-- Begin --
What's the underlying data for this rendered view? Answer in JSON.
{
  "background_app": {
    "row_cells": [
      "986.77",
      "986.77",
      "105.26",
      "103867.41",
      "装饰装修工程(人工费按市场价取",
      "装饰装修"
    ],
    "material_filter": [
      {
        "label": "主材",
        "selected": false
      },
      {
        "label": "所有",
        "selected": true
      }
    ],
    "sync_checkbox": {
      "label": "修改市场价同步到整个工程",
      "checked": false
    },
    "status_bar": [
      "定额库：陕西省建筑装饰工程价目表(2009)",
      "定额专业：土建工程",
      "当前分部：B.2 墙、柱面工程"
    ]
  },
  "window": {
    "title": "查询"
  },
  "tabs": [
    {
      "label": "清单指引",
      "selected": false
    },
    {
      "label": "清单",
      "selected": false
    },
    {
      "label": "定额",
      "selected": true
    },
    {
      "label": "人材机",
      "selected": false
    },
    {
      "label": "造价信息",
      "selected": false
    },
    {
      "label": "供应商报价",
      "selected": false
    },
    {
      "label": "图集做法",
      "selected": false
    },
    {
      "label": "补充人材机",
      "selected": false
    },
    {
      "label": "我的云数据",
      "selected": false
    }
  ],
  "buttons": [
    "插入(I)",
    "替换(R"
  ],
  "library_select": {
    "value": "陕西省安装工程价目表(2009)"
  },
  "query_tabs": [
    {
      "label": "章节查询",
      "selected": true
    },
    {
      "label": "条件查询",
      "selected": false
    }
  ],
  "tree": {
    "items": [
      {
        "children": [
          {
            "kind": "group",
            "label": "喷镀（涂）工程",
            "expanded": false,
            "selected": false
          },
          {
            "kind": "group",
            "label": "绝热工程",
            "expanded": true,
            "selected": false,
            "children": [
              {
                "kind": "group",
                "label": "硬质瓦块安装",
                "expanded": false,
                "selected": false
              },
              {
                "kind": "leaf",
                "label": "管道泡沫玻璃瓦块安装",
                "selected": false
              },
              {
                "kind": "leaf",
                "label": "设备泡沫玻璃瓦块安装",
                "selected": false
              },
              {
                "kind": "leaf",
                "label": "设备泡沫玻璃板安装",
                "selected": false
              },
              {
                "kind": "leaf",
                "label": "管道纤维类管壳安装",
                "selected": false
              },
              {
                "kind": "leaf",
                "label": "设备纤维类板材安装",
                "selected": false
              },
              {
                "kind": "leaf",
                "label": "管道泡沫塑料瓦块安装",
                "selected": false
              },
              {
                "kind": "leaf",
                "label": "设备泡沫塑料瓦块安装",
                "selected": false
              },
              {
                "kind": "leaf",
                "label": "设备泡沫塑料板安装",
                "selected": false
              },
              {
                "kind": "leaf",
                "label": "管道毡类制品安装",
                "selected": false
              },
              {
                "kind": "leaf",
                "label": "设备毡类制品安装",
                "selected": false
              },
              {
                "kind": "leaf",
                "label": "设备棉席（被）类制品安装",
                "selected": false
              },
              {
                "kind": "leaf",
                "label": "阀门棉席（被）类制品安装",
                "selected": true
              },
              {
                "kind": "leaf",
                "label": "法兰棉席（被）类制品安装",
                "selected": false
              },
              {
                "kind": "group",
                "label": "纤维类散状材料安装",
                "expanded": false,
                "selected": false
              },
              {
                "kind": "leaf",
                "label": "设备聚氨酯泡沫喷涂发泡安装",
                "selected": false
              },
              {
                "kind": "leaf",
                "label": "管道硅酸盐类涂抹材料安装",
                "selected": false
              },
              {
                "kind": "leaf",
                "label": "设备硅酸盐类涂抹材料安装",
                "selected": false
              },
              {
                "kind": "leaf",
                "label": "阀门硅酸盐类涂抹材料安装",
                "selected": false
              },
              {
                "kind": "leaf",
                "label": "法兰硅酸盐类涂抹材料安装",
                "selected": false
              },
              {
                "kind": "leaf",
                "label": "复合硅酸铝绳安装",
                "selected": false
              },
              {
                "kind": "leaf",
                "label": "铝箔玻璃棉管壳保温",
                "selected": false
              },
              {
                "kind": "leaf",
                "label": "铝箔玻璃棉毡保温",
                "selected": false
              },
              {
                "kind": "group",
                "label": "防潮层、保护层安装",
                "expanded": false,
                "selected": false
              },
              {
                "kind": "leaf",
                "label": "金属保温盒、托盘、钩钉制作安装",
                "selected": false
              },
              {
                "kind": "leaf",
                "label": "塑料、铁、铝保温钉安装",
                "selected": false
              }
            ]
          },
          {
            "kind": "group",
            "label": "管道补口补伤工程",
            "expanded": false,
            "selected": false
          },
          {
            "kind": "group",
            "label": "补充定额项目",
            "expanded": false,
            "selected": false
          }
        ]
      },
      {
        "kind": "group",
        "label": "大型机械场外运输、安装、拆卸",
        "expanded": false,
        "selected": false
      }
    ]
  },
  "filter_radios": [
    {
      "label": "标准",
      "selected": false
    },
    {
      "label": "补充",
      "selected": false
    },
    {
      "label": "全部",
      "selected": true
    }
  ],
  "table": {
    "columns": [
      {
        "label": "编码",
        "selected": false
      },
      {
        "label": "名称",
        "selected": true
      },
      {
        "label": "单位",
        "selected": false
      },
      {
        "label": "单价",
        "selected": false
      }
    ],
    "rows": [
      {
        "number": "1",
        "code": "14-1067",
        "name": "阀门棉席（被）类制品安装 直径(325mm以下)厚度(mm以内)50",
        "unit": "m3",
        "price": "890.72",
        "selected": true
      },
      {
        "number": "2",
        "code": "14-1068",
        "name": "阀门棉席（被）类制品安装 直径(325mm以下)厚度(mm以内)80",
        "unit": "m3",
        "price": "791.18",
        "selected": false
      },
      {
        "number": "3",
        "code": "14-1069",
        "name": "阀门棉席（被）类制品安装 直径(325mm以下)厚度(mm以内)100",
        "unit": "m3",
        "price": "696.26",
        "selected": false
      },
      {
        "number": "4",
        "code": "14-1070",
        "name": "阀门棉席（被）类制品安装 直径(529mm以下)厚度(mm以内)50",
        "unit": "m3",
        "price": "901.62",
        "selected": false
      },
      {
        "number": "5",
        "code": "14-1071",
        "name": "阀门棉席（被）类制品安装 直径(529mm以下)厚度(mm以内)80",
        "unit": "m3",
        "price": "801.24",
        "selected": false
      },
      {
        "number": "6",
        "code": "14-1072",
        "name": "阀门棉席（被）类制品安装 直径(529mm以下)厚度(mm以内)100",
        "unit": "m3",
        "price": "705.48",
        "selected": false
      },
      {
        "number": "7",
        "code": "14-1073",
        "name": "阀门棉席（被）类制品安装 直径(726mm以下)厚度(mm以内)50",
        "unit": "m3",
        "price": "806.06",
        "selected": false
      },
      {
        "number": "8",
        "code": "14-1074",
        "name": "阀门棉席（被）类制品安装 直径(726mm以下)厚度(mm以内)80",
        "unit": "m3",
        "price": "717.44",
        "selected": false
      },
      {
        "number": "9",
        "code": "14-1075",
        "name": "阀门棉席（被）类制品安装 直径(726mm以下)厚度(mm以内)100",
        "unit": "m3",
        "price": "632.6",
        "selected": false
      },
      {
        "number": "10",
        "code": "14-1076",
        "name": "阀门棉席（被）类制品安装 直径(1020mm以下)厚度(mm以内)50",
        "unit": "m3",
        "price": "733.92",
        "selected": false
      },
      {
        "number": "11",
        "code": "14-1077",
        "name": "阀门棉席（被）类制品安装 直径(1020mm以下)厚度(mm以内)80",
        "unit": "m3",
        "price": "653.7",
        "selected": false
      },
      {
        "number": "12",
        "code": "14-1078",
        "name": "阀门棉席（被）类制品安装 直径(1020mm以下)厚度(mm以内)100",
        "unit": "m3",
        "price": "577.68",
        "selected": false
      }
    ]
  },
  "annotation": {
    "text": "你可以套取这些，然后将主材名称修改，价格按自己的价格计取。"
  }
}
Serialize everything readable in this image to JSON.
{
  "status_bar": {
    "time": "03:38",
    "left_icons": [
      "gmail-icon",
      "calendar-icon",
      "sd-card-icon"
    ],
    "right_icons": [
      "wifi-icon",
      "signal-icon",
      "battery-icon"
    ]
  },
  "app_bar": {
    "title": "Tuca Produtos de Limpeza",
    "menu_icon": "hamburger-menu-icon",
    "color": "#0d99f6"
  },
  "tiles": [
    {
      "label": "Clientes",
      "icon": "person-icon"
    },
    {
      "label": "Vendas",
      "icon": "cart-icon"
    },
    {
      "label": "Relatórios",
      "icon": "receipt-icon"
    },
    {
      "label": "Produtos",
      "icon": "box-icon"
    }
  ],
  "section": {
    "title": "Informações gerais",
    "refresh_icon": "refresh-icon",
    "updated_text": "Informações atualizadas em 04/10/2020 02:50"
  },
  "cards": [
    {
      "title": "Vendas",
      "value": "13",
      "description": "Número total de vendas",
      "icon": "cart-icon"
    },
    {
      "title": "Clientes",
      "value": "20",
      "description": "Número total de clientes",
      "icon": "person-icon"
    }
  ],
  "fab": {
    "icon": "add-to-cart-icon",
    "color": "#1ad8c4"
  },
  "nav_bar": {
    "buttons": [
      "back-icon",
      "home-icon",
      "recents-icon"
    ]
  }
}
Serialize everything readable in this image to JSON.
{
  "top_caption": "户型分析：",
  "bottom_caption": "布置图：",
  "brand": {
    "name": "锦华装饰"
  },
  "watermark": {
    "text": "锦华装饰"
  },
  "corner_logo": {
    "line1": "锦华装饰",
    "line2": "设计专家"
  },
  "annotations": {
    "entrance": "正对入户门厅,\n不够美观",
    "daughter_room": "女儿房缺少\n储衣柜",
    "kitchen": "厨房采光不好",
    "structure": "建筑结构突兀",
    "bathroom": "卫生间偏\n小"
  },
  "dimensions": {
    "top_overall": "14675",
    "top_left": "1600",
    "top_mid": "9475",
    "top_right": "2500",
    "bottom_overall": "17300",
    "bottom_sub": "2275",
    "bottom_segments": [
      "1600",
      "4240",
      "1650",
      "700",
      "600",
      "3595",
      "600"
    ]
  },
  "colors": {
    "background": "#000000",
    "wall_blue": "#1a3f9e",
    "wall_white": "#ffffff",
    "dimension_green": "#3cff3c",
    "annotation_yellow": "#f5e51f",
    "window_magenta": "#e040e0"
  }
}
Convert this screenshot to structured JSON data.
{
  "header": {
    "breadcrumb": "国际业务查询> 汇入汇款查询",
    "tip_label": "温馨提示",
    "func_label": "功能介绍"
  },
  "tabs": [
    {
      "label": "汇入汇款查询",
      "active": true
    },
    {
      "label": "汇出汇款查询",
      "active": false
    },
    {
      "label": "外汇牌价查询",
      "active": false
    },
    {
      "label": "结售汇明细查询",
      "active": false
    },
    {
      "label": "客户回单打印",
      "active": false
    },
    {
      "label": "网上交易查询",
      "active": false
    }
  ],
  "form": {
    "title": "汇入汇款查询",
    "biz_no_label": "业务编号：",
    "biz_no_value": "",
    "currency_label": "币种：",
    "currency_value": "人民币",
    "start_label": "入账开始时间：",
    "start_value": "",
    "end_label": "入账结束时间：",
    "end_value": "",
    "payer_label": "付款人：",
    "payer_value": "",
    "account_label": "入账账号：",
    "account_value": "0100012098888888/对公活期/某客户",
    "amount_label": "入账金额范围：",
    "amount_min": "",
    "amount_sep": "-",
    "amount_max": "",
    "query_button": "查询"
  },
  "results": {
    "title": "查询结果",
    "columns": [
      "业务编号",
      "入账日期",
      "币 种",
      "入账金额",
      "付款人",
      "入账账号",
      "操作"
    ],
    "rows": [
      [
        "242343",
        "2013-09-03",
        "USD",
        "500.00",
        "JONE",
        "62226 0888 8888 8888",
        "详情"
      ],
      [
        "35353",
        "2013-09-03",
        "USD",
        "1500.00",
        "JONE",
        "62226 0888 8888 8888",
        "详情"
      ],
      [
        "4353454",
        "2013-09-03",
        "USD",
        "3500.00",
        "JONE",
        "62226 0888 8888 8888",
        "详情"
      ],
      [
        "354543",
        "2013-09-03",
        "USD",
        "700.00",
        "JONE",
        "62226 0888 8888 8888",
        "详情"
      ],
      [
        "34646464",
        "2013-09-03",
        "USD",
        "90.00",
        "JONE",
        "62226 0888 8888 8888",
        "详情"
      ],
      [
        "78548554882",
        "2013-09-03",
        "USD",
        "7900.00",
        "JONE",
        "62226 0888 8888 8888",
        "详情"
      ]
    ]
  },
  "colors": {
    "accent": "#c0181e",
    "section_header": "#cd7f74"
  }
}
-- End --
● **Task goal**
Reproduce each line holding the word "code".

● **The reply**
        "code": "14-1067",
        "code": "14-1068",
        "code": "14-1069",
        "code": "14-1070",
        "code": "14-1071",
        "code": "14-1072",
        "code": "14-1073",
        "code": "14-1074",
        "code": "14-1075",
        "code": "14-1076",
        "code": "14-1077",
        "code": "14-1078",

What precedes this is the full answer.